YOUR OBJECTIVE -> Gather all lines in the entries that include the word "each".

MATERIAL SUPPLIED ->
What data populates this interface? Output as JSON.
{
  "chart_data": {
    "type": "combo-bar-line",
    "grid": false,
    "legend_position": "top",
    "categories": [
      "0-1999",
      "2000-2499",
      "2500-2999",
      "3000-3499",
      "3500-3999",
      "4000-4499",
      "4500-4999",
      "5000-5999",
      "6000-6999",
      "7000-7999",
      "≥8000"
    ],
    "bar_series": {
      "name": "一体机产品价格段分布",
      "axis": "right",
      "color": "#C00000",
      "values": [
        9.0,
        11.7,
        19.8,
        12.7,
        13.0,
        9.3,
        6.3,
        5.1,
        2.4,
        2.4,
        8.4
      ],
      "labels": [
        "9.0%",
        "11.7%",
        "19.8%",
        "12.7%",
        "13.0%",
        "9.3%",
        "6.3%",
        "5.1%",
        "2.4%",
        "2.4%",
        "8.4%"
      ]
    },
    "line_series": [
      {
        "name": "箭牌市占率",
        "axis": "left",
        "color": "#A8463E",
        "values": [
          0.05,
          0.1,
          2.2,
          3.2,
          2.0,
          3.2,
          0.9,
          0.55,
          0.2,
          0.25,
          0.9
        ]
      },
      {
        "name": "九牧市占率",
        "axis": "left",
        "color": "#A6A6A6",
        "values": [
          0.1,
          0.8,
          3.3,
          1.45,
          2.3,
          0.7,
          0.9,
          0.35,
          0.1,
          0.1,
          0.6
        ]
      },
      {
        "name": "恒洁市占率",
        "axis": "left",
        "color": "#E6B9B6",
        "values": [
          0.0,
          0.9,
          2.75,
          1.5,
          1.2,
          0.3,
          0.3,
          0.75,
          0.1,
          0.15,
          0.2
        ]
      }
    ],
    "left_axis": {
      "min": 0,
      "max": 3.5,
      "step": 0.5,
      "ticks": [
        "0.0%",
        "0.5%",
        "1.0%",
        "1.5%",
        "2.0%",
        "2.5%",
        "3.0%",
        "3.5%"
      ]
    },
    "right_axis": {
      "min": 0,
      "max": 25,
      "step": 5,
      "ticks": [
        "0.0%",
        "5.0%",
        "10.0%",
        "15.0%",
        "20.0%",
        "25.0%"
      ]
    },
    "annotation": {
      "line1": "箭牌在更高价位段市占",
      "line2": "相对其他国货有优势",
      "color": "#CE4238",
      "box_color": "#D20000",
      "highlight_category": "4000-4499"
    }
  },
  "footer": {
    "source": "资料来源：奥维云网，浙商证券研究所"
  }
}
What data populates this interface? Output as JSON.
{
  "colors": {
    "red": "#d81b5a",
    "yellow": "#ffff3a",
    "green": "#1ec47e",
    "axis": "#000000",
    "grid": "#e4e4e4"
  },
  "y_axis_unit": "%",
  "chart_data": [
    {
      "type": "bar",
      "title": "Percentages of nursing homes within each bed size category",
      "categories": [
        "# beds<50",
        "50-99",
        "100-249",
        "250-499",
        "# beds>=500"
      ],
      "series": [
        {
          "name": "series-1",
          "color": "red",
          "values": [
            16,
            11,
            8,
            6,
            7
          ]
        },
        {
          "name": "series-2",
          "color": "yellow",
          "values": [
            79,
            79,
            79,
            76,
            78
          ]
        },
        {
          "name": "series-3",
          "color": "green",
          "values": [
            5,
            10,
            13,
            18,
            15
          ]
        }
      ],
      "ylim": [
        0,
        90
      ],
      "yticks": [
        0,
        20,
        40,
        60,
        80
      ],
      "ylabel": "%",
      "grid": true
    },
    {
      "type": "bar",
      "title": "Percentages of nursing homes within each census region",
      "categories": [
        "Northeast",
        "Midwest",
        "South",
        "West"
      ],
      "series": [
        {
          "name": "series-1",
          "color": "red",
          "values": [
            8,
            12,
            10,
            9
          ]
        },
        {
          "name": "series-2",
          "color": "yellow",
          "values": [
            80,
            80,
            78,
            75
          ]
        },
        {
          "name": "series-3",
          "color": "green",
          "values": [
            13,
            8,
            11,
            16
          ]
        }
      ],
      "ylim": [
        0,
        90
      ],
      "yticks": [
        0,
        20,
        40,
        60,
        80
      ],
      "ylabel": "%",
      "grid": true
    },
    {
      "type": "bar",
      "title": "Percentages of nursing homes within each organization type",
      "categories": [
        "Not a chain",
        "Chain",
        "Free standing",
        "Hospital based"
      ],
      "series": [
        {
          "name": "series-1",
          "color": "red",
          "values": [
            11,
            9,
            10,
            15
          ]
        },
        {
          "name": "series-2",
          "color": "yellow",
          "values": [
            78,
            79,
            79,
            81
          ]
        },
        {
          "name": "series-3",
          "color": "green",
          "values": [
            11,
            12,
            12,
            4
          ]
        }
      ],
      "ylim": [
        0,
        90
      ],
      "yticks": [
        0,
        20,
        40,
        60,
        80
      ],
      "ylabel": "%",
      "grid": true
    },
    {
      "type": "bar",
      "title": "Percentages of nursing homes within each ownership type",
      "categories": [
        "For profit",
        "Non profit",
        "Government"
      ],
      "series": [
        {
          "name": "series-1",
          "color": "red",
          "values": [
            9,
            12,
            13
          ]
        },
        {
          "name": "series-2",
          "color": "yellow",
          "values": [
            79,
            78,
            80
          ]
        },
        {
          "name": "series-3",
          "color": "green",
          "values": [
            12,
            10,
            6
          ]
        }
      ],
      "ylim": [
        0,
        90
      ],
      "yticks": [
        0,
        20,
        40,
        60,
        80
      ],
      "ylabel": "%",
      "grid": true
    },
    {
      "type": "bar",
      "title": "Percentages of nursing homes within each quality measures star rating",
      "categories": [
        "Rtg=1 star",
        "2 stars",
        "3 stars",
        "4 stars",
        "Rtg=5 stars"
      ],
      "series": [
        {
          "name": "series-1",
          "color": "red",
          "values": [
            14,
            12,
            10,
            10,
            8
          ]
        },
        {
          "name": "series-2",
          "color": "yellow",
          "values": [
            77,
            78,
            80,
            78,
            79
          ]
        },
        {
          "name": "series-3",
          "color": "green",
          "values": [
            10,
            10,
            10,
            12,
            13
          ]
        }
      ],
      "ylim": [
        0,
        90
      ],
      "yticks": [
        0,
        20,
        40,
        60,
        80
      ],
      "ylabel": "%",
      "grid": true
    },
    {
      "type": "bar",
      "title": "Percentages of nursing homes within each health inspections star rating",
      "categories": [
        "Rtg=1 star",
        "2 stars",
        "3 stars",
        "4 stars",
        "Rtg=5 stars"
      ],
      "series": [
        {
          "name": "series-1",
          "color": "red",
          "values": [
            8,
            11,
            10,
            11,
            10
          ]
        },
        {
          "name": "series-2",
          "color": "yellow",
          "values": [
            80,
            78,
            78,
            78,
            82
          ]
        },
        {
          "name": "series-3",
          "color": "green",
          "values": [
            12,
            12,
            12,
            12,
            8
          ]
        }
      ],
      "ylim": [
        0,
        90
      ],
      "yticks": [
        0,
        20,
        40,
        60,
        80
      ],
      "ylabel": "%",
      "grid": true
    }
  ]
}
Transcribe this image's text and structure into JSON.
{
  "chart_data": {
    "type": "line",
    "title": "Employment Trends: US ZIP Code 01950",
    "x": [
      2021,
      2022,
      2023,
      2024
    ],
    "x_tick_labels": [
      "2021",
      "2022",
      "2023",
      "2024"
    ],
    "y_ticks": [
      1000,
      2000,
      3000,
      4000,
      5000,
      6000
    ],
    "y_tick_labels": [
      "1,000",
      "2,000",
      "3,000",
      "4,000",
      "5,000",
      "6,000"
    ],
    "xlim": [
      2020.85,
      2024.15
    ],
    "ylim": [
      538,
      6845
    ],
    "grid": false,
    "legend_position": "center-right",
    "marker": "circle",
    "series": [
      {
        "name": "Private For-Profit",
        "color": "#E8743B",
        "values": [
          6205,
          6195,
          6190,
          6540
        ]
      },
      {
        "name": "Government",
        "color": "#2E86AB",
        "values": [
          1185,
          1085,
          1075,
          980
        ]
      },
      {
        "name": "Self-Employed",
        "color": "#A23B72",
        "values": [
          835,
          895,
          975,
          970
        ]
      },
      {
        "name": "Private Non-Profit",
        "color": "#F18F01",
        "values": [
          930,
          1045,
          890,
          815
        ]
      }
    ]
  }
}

RESPONSE BELOW ->
      "title": "Percentages of nursing homes within each bed size category",
      "title": "Percentages of nursing homes within each census region",
      "title": "Percentages of nursing homes within each organization type",
      "title": "Percentages of nursing homes within each ownership type",
      "title": "Percentages of nursing homes within each quality measures star rating",
      "title": "Percentages of nursing homes within each health inspections star rating",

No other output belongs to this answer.